═════ Available data

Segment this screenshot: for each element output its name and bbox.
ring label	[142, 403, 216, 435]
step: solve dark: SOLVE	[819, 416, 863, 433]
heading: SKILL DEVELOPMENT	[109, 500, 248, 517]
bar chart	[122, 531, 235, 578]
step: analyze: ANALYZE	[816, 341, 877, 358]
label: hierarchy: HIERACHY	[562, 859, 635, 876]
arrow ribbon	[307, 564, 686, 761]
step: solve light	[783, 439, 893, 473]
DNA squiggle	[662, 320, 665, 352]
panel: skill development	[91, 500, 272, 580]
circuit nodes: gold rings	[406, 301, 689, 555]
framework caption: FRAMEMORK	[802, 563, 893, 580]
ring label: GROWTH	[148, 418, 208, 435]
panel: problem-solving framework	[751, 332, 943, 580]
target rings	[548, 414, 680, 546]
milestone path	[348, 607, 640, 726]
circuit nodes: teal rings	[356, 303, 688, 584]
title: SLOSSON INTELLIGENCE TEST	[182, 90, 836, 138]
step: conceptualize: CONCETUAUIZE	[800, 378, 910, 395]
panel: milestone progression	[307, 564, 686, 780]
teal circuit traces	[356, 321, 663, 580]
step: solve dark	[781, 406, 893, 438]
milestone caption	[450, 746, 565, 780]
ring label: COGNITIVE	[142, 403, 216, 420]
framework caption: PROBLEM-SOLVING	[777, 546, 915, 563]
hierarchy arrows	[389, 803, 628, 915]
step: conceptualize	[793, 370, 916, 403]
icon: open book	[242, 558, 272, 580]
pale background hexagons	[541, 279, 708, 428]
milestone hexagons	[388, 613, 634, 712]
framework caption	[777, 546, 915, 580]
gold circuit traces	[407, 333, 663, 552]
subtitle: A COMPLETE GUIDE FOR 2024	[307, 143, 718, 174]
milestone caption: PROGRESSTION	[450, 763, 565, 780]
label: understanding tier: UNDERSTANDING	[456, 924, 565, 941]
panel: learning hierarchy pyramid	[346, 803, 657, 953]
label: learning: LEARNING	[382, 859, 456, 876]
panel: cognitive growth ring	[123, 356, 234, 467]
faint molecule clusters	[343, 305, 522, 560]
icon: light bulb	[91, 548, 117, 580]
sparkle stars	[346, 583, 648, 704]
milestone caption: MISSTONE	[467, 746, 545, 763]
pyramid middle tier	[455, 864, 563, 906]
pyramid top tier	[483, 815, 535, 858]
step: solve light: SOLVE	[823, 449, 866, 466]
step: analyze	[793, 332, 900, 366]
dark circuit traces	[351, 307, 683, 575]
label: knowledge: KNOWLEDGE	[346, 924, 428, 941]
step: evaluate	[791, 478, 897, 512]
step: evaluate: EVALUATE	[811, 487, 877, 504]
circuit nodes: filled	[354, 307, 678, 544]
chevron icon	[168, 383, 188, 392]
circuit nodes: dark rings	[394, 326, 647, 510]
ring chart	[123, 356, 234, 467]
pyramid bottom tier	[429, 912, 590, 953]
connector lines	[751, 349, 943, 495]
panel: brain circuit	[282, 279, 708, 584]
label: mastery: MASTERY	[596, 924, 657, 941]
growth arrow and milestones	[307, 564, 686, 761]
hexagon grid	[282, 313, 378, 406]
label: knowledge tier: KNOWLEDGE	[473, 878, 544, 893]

══════════

Work instructions. Rewrite all of the data above, substituting "milestone label" for every occurrence of "milestone caption" and leaving everything else unchanged.

Full answer.
Segment this screenshot: for each element output its name and bbox.
ring label	[142, 403, 216, 435]
step: solve dark: SOLVE	[819, 416, 863, 433]
heading: SKILL DEVELOPMENT	[109, 500, 248, 517]
bar chart	[122, 531, 235, 578]
step: analyze: ANALYZE	[816, 341, 877, 358]
label: hierarchy: HIERACHY	[562, 859, 635, 876]
arrow ribbon	[307, 564, 686, 761]
step: solve light	[783, 439, 893, 473]
DNA squiggle	[662, 320, 665, 352]
panel: skill development	[91, 500, 272, 580]
circuit nodes: gold rings	[406, 301, 689, 555]
framework caption: FRAMEMORK	[802, 563, 893, 580]
ring label: GROWTH	[148, 418, 208, 435]
panel: problem-solving framework	[751, 332, 943, 580]
target rings	[548, 414, 680, 546]
milestone path	[348, 607, 640, 726]
circuit nodes: teal rings	[356, 303, 688, 584]
title: SLOSSON INTELLIGENCE TEST	[182, 90, 836, 138]
step: conceptualize: CONCETUAUIZE	[800, 378, 910, 395]
panel: milestone progression	[307, 564, 686, 780]
teal circuit traces	[356, 321, 663, 580]
step: solve dark	[781, 406, 893, 438]
milestone label	[450, 746, 565, 780]
ring label: COGNITIVE	[142, 403, 216, 420]
framework caption: PROBLEM-SOLVING	[777, 546, 915, 563]
hierarchy arrows	[389, 803, 628, 915]
step: conceptualize	[793, 370, 916, 403]
icon: open book	[242, 558, 272, 580]
pale background hexagons	[541, 279, 708, 428]
milestone hexagons	[388, 613, 634, 712]
framework caption	[777, 546, 915, 580]
gold circuit traces	[407, 333, 663, 552]
subtitle: A COMPLETE GUIDE FOR 2024	[307, 143, 718, 174]
milestone label: PROGRESSTION	[450, 763, 565, 780]
label: understanding tier: UNDERSTANDING	[456, 924, 565, 941]
panel: learning hierarchy pyramid	[346, 803, 657, 953]
label: learning: LEARNING	[382, 859, 456, 876]
panel: cognitive growth ring	[123, 356, 234, 467]
faint molecule clusters	[343, 305, 522, 560]
icon: light bulb	[91, 548, 117, 580]
sparkle stars	[346, 583, 648, 704]
milestone label: MISSTONE	[467, 746, 545, 763]
pyramid middle tier	[455, 864, 563, 906]
pyramid top tier	[483, 815, 535, 858]
step: solve light: SOLVE	[823, 449, 866, 466]
step: analyze	[793, 332, 900, 366]
dark circuit traces	[351, 307, 683, 575]
label: knowledge: KNOWLEDGE	[346, 924, 428, 941]
step: evaluate	[791, 478, 897, 512]
step: evaluate: EVALUATE	[811, 487, 877, 504]
circuit nodes: filled	[354, 307, 678, 544]
chevron icon	[168, 383, 188, 392]
circuit nodes: dark rings	[394, 326, 647, 510]
ring chart	[123, 356, 234, 467]
pyramid bottom tier	[429, 912, 590, 953]
connector lines	[751, 349, 943, 495]
panel: brain circuit	[282, 279, 708, 584]
label: mastery: MASTERY	[596, 924, 657, 941]
growth arrow and milestones	[307, 564, 686, 761]
hexagon grid	[282, 313, 378, 406]
label: knowledge tier: KNOWLEDGE	[473, 878, 544, 893]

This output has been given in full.